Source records
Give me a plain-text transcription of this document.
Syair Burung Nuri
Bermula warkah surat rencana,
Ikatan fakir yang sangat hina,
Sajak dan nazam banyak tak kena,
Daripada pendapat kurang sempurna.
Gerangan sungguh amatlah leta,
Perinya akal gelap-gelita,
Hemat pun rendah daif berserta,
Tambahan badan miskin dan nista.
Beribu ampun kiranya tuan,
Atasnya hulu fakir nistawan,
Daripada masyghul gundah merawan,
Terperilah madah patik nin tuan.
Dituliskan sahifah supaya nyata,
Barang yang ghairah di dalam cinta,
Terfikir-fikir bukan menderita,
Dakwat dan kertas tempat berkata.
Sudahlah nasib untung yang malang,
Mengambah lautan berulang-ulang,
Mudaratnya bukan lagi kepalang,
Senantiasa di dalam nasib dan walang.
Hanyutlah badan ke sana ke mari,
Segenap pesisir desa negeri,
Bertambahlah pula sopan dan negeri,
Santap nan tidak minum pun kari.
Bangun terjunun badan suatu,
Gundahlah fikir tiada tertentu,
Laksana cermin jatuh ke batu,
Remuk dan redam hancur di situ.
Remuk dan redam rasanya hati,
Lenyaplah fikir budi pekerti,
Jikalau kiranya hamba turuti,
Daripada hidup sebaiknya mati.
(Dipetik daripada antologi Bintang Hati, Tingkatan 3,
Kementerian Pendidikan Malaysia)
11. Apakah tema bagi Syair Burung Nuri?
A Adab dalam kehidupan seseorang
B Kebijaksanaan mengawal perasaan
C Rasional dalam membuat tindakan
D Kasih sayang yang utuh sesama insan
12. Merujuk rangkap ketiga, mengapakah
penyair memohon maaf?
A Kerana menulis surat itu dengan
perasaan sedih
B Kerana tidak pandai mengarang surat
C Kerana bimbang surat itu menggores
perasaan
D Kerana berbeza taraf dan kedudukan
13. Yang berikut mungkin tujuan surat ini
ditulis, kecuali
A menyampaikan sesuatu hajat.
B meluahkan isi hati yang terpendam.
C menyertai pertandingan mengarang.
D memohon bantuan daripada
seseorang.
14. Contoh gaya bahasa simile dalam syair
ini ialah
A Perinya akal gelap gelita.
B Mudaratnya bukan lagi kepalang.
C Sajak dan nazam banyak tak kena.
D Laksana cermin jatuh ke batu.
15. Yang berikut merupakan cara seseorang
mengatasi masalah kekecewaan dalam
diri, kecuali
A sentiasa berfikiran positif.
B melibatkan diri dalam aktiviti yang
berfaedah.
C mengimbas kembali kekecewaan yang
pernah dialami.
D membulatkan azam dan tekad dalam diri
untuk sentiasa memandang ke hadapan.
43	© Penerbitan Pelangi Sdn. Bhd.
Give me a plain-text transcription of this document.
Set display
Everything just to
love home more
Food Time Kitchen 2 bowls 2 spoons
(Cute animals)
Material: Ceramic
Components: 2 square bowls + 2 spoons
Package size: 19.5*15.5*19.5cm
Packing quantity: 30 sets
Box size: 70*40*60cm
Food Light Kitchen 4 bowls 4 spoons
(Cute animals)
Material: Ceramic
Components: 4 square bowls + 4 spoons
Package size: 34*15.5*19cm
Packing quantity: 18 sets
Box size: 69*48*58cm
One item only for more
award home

- _Goal of the exercise_: Exactly reproduce every line found in the records.

- _Response to the exercise_:
Give me a plain-text transcription of this document.
Syair Burung Nuri
Bermula warkah surat rencana,
Ikatan fakir yang sangat hina,
Sajak dan nazam banyak tak kena,
Daripada pendapat kurang sempurna.
Gerangan sungguh amatlah leta,
Perinya akal gelap-gelita,
Hemat pun rendah daif berserta,
Tambahan badan miskin dan nista.
Beribu ampun kiranya tuan,
Atasnya hulu fakir nistawan,
Daripada masyghul gundah merawan,
Terperilah madah patik nin tuan.
Dituliskan sahifah supaya nyata,
Barang yang ghairah di dalam cinta,
Terfikir-fikir bukan menderita,
Dakwat dan kertas tempat berkata.
Sudahlah nasib untung yang malang,
Mengambah lautan berulang-ulang,
Mudaratnya bukan lagi kepalang,
Senantiasa di dalam nasib dan walang.
Hanyutlah badan ke sana ke mari,
Segenap pesisir desa negeri,
Bertambahlah pula sopan dan negeri,
Santap nan tidak minum pun kari.
Bangun terjunun badan suatu,
Gundahlah fikir tiada tertentu,
Laksana cermin jatuh ke batu,
Remuk dan redam hancur di situ.
Remuk dan redam rasanya hati,
Lenyaplah fikir budi pekerti,
Jikalau kiranya hamba turuti,
Daripada hidup sebaiknya mati.
(Dipetik daripada antologi Bintang Hati, Tingkatan 3,
Kementerian Pendidikan Malaysia)
11. Apakah tema bagi Syair Burung Nuri?
A Adab dalam kehidupan seseorang
B Kebijaksanaan mengawal perasaan
C Rasional dalam membuat tindakan
D Kasih sayang yang utuh sesama insan
12. Merujuk rangkap ketiga, mengapakah
penyair memohon maaf?
A Kerana menulis surat itu dengan
perasaan sedih
B Kerana tidak pandai mengarang surat
C Kerana bimbang surat itu menggores
perasaan
D Kerana berbeza taraf dan kedudukan
13. Yang berikut mungkin tujuan surat ini
ditulis, kecuali
A menyampaikan sesuatu hajat.
B meluahkan isi hati yang terpendam.
C menyertai pertandingan mengarang.
D memohon bantuan daripada
seseorang.
14. Contoh gaya bahasa simile dalam syair
ini ialah
A Perinya akal gelap gelita.
B Mudaratnya bukan lagi kepalang.
C Sajak dan nazam banyak tak kena.
D Laksana cermin jatuh ke batu.
15. Yang berikut merupakan cara seseorang
mengatasi masalah kekecewaan dalam
diri, kecuali
A sentiasa berfikiran positif.
B melibatkan diri dalam aktiviti yang
berfaedah.
C mengimbas kembali kekecewaan yang
pernah dialami.
D membulatkan azam dan tekad dalam diri
untuk sentiasa memandang ke hadapan.
43	© Penerbitan Pelangi Sdn. Bhd.
Give me a plain-text transcription of this document.
Set display
Everything just to
love home more
Food Time Kitchen 2 bowls 2 spoons
(Cute animals)
Material: Ceramic
Components: 2 square bowls + 2 spoons
Package size: 19.5*15.5*19.5cm
Packing quantity: 30 sets
Box size: 70*40*60cm
Food Light Kitchen 4 bowls 4 spoons
(Cute animals)
Material: Ceramic
Components: 4 square bowls + 4 spoons
Package size: 34*15.5*19cm
Packing quantity: 18 sets
Box size: 69*48*58cm
One item only for more
award home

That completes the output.